Figure collection entries
--- --- ---
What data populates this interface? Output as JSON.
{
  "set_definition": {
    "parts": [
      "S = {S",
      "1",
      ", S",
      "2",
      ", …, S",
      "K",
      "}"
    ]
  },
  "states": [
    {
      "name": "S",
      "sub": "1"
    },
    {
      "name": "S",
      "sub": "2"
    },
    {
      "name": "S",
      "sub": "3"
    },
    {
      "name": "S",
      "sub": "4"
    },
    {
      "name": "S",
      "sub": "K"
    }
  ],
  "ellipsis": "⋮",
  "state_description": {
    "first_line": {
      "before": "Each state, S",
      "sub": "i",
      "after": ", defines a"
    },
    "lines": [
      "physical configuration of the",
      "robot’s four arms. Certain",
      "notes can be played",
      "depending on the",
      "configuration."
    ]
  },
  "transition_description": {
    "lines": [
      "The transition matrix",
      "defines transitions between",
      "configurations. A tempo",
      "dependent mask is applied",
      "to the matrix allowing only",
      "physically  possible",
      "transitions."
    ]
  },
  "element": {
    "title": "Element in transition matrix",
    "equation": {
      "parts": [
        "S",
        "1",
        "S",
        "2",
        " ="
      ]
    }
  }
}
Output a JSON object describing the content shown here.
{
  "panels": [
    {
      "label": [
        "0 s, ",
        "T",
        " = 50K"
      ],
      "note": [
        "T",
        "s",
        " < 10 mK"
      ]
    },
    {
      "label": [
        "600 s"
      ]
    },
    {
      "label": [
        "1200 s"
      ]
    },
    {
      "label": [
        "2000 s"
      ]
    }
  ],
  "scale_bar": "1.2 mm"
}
--- --- ---
▶ _DIRECTIVE_
Check each line above for the string "Output" and show the ones that have it.

▶ _TASK RESULT_
What data populates this interface? Output as JSON.
Output a JSON object describing the content shown here.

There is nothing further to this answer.